_WHAT TO DO_.
1. Please restate the assignment brief from "Include in the" to "(public or private)", swapping "webscraping function" for "web scraper".
2. Decide whether each statement agrees with the assignment brief, answering yes or no and quoting the words that settle it: (a) the assignment is due on Thursday 7 December 2023 at 4pm; (b) the assignment counts for half of the final grade; (c) Exercise 1 is worth 25 marks.

Submission information

This assignment is due Thursday 7 December 2023 at 4pm:

Please note, we will not contact you to recompile documents if they are submitted in the wrong format. It is your responsibility to ensure you submit your work correctly. Failure to do so will result in a mark of 0 for that assignment.

Introduction

This is a summative assignment, and will constitute 25% of your final grade. You should use feedback from seminars and your formative assessment to ensure you meet both the substantive and formatting standards for this module.

For clarity, the formatting requirements for each assignment are:

Exercise 1 (5 Marks)

This assignment will take us through a workflow that a data scientist might encounter in the real world, from data collection right through to analysis. Throughout this assignment we are going to use a local relational database to store a variety of different but related tables that we collect and may want to combine in various ways. We will want to ensure that each table within our database can be joined to every other table using a primary key.

We will start by creating an empty local relational database. You should store this new database in a ‘database’ folder that you create within your assignment folder. Follow these steps:

  1. Use the DBI::dbConnect() function in R to create a new SQLite database (either YOUR_DB_NAME.sqlite or YOUR_DB_NAME.db) in your database folder.
  2. Use the file.exists() function in R to check for the existence of your relational database.

Include in the main text of your .html submission the code that created the database and the code that checks for its existence and the output of that check.

Exercise 2 (25 marks)

a. Gathering structured data

Write an automatic webscraping function in R that constructs a table (as e.g. a data frame, a tibble, or a data table) of all R1 (Very High Research Activity) and R2 (High Research Activity) Research Universities in the United States of America. These data can be found on wikipedia.

Your initial scraper should collect five variables:

  1. The university’s name
  2. It’s status (public or private)
  3. The city in which it is located
  4. The state in which it is located
  5. The URL of the university’s dedicated Wikipedia page

b. Gathering unstructured data

Extend your webscraping function (or create a new function) so that it navigates to the dedicated Wikipedia page for each university, and captures three additional variables:

  1. The geographic coordinates of the (main) university campus
  2. The endowment of the university in USD dollars
  3. The total number of students (including both undergraduate and postgraduate)

c. Data munging

Download from the course website the ivyleague.csv file and store it appropriately on your local machine. We are going to use this file to focus our attention only on the subset of U.S. universities that are known as the “Ivy League.”1 This file includes a shortened version of each university’s name, the County and State in which the university’s main campus is located (we will use these variables later), and the university’s Employer Identification Number (EIN – we will use this variable later). Call this file into R and create three new variables in your main table:

  1. An indicator for whether the university is an Ivy League institution
  2. The university’s county (it would be wise to concatenate both county and state into a single string, separated by “,”)

_INFORMATION SHOWN_.
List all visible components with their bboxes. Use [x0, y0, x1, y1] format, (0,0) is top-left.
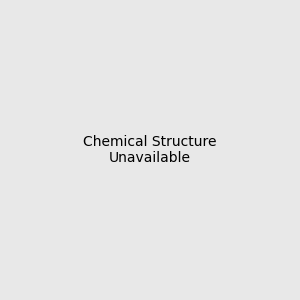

_THE RESULTS_.
1.
Include in the main text of your .html submission the code that created the database and the code that checks for its existence and the output of that check.

Exercise 2 (25 marks)

a. Gathering structured data

Write an automatic web scraper in R that constructs a table (as e.g. a data frame, a tibble, or a data table) of all R1 (Very High Research Activity) and R2 (High Research Activity) Research Universities in the United States of America. These data can be found on wikipedia.

Your initial scraper should collect five variables:

  1. The university’s name
  2. It’s status (public or private)

2.
(a) Yes: "This assignment is due Thursday 7 December 2023 at 4pm"
(b) No: "will constitute 25% of your final grade"
(c) No: "Exercise 1 (5 Marks)"